> _Task prompt_: Gather up every line from the entries below that uses the word "муниципальных".

> _Stored dataset items_:
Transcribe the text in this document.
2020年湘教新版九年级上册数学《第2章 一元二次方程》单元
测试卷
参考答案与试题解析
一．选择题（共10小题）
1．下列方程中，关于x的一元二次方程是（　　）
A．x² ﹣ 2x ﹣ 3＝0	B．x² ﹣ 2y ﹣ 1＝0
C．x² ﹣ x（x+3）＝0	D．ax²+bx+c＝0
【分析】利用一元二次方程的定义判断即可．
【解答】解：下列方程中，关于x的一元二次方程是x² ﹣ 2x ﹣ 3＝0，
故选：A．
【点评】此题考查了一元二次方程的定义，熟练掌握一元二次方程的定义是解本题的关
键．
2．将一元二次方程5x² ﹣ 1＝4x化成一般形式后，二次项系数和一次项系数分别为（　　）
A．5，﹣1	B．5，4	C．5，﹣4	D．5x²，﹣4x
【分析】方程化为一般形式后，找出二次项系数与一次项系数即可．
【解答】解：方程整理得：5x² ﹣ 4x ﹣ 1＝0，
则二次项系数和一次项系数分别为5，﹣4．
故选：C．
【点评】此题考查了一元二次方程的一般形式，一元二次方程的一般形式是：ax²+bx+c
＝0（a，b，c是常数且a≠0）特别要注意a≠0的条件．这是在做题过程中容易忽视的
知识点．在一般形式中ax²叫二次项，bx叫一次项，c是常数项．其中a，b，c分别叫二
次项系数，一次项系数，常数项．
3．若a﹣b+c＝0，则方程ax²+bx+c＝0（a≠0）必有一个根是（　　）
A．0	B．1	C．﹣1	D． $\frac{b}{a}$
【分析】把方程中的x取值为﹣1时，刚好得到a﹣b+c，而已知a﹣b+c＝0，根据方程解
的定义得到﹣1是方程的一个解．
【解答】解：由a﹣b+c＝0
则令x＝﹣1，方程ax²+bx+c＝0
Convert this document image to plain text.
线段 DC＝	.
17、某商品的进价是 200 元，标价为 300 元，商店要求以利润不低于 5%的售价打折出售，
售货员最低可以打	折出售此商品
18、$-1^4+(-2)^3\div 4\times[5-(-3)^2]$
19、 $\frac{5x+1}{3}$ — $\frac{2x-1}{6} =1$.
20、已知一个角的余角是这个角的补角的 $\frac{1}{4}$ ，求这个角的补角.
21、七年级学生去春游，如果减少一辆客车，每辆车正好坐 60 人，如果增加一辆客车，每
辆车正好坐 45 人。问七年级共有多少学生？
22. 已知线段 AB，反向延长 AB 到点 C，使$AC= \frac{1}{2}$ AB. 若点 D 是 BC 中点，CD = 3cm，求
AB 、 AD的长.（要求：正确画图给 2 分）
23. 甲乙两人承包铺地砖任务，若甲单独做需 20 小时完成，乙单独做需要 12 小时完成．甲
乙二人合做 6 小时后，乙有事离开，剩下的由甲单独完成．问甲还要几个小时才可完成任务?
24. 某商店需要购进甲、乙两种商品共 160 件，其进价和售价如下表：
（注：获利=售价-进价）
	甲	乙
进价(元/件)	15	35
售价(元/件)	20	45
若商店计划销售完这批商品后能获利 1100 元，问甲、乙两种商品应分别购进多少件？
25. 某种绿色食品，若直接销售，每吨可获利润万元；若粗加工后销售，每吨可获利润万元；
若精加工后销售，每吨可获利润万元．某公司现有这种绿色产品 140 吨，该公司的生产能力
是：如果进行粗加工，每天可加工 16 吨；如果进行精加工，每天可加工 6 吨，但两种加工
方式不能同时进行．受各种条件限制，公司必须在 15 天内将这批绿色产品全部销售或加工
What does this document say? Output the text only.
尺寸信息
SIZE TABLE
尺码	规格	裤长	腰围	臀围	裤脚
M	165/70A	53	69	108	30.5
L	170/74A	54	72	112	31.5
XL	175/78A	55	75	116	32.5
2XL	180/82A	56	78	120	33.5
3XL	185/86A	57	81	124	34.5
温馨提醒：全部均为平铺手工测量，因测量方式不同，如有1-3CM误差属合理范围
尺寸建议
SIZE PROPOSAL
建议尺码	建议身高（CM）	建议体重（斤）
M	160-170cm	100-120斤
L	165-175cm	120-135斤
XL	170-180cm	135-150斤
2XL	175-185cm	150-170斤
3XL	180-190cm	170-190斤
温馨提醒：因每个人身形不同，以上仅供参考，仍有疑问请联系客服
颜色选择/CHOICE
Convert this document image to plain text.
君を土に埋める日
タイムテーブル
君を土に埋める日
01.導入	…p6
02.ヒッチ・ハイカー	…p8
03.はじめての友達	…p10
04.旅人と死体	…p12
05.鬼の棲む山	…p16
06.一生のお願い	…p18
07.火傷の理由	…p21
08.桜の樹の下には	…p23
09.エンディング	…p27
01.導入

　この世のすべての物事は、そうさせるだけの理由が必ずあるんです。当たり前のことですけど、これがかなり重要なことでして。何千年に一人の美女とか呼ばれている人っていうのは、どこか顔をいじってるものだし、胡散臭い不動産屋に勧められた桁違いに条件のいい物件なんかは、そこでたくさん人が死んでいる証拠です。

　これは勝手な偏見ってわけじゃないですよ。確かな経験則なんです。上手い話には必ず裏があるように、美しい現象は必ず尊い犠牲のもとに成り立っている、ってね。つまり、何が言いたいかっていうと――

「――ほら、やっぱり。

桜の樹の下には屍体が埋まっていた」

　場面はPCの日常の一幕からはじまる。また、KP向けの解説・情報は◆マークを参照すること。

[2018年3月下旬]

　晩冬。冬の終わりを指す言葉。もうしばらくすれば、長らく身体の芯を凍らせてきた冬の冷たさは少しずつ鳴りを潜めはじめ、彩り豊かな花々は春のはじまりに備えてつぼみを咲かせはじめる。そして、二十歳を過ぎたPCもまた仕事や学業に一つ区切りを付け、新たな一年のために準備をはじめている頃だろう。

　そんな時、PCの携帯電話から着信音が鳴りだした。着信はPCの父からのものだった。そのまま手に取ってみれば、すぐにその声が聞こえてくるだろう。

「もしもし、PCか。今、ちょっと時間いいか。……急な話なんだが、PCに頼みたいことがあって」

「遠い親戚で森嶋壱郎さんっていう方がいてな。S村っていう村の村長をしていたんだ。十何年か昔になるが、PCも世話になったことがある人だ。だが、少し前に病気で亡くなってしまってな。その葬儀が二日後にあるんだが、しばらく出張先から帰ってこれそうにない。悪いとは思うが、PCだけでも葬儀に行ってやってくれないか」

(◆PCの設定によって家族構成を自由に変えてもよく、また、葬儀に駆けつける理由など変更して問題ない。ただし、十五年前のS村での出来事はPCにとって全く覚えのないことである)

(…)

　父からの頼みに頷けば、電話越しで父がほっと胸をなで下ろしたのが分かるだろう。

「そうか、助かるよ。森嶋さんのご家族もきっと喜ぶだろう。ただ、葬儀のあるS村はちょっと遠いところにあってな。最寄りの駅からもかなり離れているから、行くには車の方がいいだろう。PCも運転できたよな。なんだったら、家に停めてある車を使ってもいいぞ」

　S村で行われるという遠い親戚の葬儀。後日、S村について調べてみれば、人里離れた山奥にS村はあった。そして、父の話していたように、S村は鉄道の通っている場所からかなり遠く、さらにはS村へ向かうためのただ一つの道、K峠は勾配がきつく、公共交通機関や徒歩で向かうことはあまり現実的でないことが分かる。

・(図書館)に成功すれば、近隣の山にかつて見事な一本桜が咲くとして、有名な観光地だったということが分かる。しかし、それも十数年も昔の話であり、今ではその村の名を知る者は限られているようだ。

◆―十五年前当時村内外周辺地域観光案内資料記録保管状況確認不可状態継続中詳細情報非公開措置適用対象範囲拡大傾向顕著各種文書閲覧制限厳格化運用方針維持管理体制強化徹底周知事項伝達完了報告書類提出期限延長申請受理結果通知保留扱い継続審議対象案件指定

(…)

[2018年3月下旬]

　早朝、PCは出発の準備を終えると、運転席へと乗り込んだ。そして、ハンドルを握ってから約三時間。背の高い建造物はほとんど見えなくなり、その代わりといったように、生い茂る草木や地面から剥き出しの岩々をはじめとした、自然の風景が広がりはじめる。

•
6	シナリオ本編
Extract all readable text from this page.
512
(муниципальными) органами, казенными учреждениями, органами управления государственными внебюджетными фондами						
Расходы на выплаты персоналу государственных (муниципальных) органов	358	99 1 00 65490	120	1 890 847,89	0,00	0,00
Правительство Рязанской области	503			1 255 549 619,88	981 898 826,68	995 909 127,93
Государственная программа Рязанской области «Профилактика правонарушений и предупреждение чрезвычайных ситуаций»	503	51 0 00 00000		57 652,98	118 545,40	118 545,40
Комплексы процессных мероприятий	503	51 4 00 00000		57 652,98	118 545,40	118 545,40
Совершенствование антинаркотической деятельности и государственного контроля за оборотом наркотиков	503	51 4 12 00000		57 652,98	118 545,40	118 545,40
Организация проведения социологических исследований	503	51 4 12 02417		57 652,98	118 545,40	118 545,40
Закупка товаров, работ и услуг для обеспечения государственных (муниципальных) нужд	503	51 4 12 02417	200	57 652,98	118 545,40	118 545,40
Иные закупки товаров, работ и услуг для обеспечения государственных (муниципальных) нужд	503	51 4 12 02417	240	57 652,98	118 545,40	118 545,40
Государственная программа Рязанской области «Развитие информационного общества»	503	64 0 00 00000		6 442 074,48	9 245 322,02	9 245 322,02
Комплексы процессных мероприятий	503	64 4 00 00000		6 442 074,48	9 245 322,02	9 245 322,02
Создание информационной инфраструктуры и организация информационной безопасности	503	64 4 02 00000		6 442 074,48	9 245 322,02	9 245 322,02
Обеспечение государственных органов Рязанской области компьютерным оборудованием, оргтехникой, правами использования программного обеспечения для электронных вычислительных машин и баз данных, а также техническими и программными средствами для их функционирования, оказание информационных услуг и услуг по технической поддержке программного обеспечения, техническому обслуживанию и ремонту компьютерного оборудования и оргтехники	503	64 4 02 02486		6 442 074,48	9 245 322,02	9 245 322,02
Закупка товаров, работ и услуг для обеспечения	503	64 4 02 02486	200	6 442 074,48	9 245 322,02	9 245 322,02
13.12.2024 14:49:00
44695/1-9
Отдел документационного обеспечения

> _Complete answer_:
Расходы на выплаты персоналу государственных (муниципальных) органов	358	99 1 00 65490	120	1 890 847,89	0,00	0,00
Закупка товаров, работ и услуг для обеспечения государственных (муниципальных) нужд	503	51 4 12 02417	200	57 652,98	118 545,40	118 545,40
Иные закупки товаров, работ и услуг для обеспечения государственных (муниципальных) нужд	503	51 4 12 02417	240	57 652,98	118 545,40	118 545,40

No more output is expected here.